▶ [REQUIREMENT] Using the records below, give the number of lines where the word "down" appears, with no further output.

* START *

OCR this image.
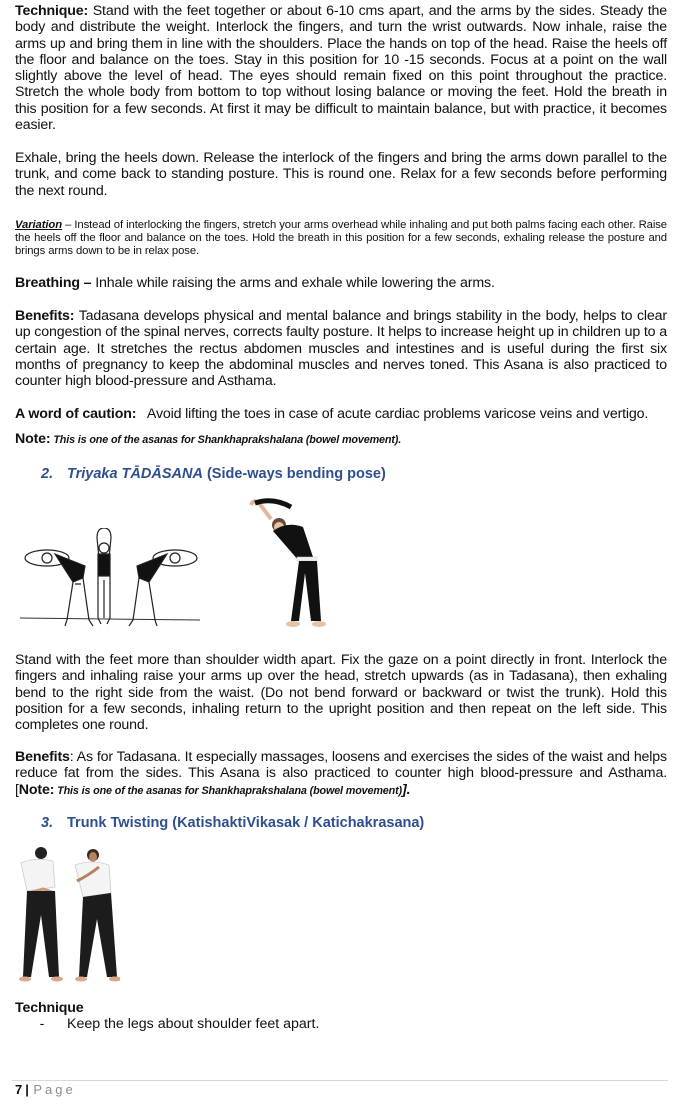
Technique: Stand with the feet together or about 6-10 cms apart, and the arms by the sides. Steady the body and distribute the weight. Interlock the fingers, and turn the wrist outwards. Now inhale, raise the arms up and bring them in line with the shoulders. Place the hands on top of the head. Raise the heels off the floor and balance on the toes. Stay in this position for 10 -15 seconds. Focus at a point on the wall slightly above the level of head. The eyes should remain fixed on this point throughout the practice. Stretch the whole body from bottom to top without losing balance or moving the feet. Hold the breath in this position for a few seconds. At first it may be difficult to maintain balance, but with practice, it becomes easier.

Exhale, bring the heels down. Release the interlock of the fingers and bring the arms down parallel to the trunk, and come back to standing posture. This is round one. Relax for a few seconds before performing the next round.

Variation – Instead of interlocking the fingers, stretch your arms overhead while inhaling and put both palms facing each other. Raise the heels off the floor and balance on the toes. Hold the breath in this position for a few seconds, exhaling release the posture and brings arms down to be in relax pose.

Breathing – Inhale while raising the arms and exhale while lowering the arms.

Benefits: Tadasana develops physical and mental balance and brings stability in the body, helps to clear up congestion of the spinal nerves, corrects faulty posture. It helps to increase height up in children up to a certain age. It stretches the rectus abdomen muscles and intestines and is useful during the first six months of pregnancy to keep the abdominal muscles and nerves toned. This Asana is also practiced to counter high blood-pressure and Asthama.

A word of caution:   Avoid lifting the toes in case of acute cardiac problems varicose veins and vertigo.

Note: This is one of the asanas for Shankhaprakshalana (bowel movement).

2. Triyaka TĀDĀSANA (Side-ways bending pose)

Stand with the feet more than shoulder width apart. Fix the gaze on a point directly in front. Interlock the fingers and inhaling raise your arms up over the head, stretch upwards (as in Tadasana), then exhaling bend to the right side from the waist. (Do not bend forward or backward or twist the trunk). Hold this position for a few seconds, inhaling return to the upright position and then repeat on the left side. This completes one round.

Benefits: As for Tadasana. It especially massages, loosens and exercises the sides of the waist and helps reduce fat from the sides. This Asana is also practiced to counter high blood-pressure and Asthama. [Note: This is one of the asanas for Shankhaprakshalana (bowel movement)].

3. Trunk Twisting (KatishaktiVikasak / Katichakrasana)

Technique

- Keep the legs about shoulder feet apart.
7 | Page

* END *
* START *

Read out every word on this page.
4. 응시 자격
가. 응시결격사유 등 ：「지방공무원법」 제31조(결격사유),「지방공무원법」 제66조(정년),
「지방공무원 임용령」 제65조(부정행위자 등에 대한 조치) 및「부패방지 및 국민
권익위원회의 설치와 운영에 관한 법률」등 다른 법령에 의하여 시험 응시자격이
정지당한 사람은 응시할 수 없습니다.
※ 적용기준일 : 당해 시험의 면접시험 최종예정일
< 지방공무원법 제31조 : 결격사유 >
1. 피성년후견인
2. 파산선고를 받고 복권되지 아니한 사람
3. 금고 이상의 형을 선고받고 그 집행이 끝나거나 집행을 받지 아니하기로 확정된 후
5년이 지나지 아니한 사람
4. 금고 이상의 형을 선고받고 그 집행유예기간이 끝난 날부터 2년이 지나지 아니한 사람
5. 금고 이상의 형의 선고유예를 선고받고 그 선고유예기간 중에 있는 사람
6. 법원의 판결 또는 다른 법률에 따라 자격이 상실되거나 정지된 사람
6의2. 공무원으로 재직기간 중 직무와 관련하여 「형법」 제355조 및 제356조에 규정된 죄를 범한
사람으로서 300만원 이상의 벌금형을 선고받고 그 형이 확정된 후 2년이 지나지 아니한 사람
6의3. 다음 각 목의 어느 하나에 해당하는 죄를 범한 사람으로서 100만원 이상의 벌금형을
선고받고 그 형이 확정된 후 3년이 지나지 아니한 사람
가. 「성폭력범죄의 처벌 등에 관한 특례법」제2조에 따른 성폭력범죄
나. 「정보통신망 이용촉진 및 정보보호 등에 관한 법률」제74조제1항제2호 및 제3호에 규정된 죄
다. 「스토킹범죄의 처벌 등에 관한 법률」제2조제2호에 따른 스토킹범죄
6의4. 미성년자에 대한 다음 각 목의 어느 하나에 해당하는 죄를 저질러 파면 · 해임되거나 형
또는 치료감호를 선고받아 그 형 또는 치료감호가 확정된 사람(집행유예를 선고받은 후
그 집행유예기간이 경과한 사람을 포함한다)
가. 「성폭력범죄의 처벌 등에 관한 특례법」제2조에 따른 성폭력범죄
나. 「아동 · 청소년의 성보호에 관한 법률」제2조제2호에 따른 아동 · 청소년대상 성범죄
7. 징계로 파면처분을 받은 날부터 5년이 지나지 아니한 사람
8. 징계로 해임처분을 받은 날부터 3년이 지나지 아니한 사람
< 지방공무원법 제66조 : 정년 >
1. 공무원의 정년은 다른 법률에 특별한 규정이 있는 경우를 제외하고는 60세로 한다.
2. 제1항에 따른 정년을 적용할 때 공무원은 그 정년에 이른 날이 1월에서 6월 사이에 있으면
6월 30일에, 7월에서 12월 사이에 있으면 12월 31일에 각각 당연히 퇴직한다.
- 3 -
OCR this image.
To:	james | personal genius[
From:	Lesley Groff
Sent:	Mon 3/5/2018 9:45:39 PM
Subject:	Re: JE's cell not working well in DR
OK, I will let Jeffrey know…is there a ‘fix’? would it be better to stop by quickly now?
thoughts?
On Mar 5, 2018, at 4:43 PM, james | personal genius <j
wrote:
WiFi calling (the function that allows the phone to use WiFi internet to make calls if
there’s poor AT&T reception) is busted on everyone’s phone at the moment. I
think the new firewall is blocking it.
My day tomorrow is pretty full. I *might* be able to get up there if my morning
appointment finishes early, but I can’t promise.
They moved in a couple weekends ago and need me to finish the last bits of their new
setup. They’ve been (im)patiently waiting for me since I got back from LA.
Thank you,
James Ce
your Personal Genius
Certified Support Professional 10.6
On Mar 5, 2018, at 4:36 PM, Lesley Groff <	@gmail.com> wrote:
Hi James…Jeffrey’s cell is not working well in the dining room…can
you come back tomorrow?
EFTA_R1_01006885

* END *

▶ [WORKED ANSWER] 2